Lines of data
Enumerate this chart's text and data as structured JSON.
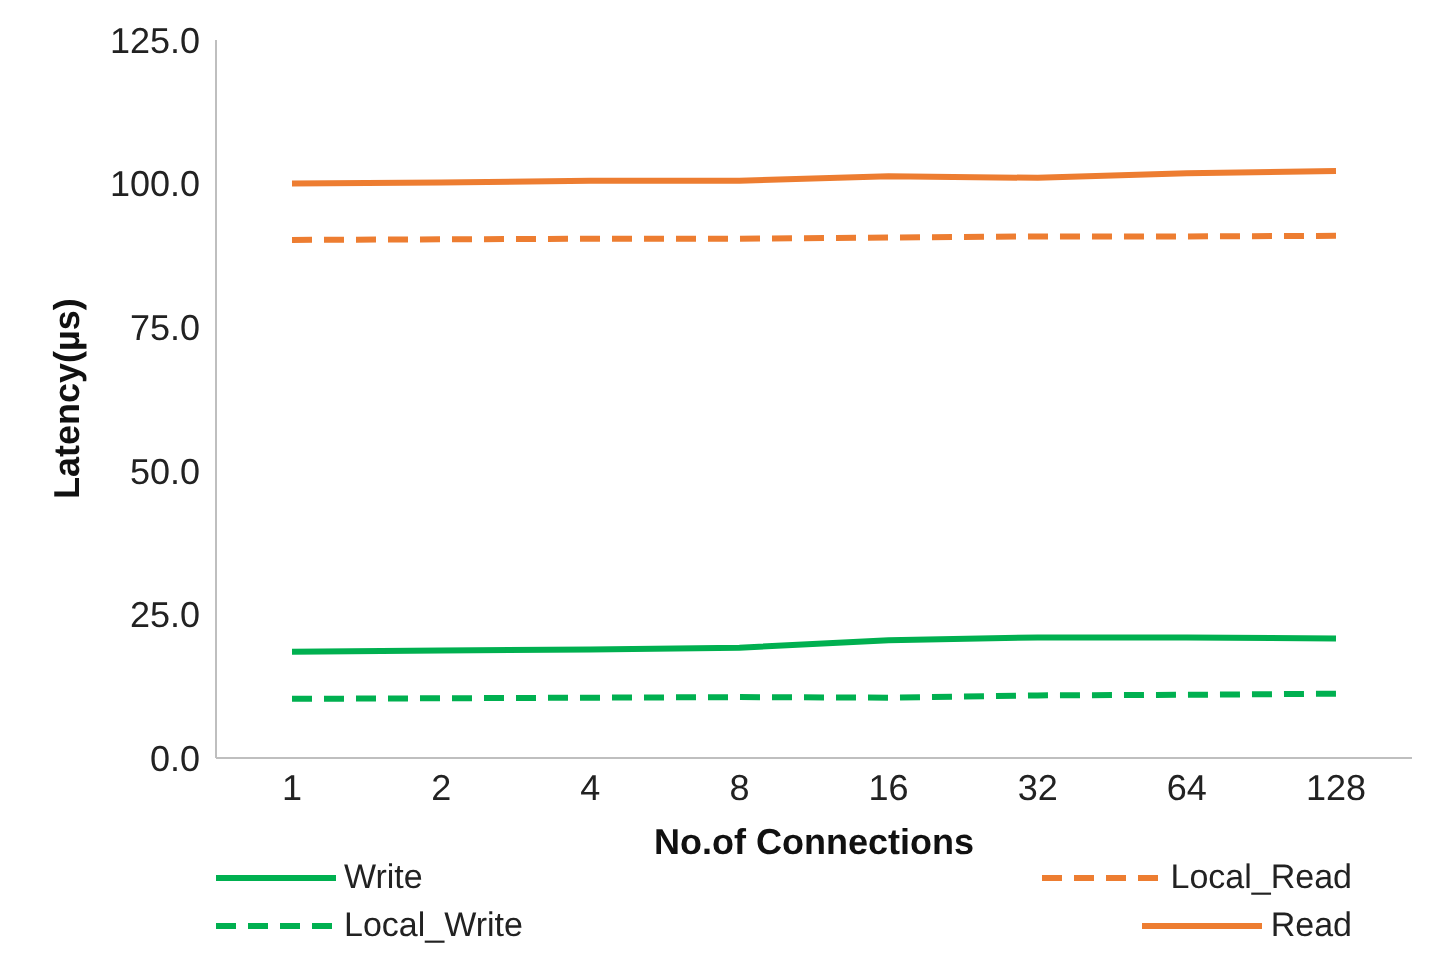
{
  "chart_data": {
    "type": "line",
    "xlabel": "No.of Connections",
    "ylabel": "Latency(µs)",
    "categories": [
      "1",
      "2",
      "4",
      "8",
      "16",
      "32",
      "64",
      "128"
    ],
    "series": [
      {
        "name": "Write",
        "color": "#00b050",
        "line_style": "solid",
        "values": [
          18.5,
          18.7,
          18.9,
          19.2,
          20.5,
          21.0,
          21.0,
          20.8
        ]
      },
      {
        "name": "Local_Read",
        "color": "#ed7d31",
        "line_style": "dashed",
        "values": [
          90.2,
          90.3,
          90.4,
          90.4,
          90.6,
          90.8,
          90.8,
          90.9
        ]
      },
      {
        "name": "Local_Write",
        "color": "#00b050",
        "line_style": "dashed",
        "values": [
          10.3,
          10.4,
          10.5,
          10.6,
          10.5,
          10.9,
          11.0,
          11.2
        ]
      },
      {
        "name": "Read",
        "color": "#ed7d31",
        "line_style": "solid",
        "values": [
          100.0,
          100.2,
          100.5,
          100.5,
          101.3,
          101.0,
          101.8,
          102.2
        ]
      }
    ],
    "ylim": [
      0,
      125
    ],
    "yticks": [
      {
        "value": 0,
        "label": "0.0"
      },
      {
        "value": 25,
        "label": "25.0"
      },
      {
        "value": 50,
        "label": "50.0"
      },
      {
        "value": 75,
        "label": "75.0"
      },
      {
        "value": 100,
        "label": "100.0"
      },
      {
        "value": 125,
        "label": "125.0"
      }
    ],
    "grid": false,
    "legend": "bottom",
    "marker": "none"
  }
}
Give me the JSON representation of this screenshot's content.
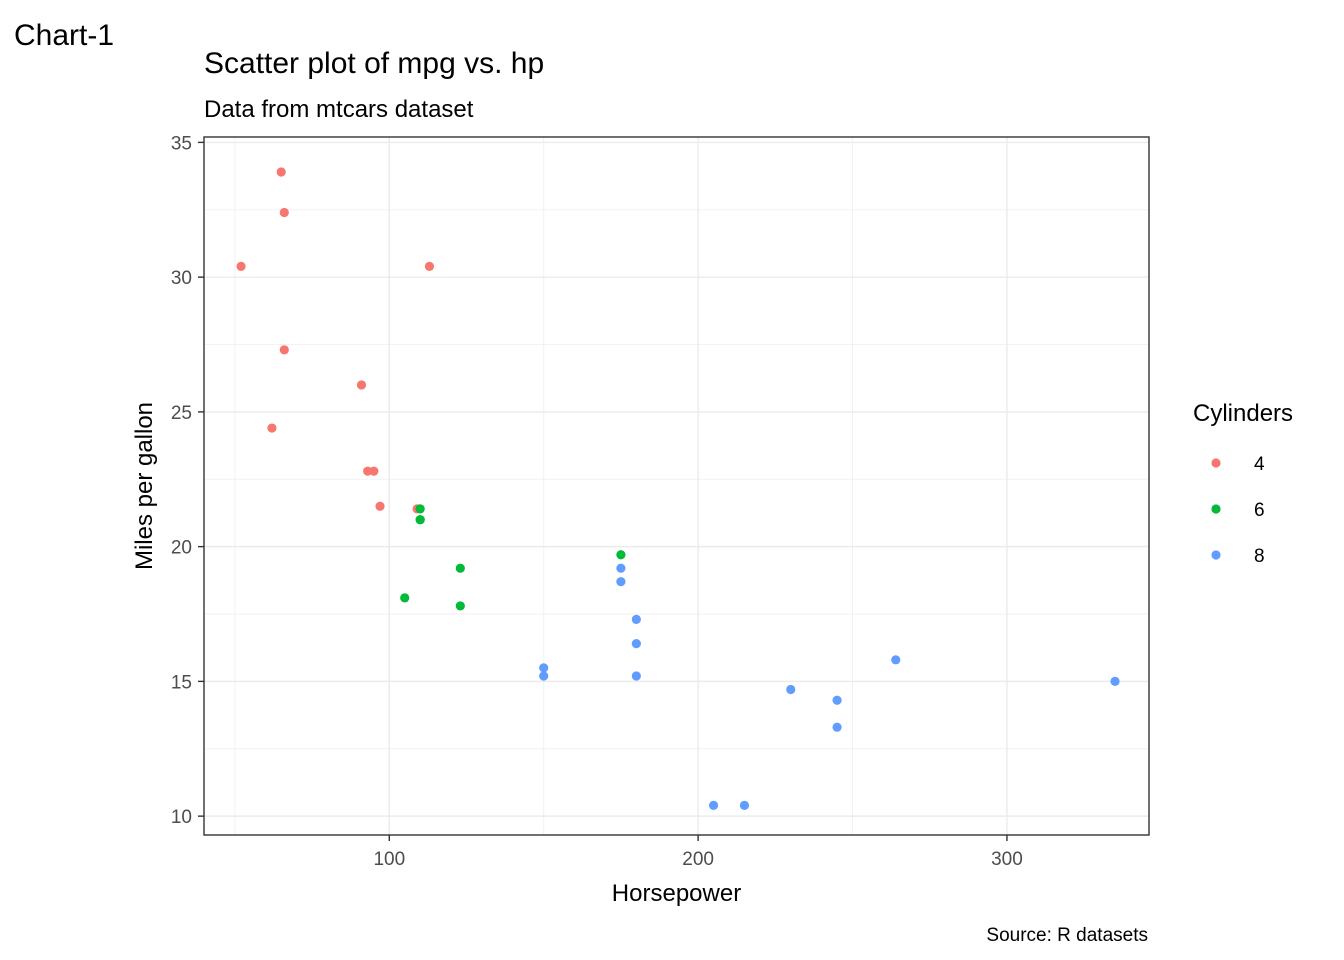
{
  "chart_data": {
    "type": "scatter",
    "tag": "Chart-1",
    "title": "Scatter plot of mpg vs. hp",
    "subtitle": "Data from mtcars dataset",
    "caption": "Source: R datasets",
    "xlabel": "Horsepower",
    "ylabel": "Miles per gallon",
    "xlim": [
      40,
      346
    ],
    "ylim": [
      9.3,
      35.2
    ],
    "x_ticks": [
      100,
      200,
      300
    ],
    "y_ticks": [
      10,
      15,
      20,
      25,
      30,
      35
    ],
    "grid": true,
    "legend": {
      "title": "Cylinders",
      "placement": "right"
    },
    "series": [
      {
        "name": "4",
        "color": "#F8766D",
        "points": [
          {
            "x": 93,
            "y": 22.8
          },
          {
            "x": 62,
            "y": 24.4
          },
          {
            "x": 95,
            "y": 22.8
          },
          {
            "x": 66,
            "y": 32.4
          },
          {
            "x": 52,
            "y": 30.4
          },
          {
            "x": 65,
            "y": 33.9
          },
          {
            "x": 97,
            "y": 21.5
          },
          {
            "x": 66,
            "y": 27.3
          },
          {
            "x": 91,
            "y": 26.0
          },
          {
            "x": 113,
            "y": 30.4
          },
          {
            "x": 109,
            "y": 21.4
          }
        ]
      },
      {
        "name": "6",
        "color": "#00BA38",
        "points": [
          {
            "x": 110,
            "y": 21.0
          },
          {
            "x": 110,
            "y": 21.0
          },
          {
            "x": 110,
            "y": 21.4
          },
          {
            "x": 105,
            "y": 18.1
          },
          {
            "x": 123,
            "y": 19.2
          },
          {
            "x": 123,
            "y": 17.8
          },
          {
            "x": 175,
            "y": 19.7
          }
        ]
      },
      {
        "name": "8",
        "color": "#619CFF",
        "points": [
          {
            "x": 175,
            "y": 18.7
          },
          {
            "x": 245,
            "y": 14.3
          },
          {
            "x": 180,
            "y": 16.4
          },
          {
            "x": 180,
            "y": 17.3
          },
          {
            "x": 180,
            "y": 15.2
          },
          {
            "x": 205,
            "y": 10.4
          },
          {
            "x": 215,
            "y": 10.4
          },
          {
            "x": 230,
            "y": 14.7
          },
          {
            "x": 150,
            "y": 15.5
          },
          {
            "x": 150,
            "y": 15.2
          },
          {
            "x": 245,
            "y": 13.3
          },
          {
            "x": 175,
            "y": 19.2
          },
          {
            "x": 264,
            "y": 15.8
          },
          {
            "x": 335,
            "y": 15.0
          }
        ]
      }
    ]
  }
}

▶ [Objective] From the data above, copy out every line with the string "ylabel" in it.

▶ [Response]
    "ylabel": "Latency(µs)",
    "ylabel": "Miles per gallon",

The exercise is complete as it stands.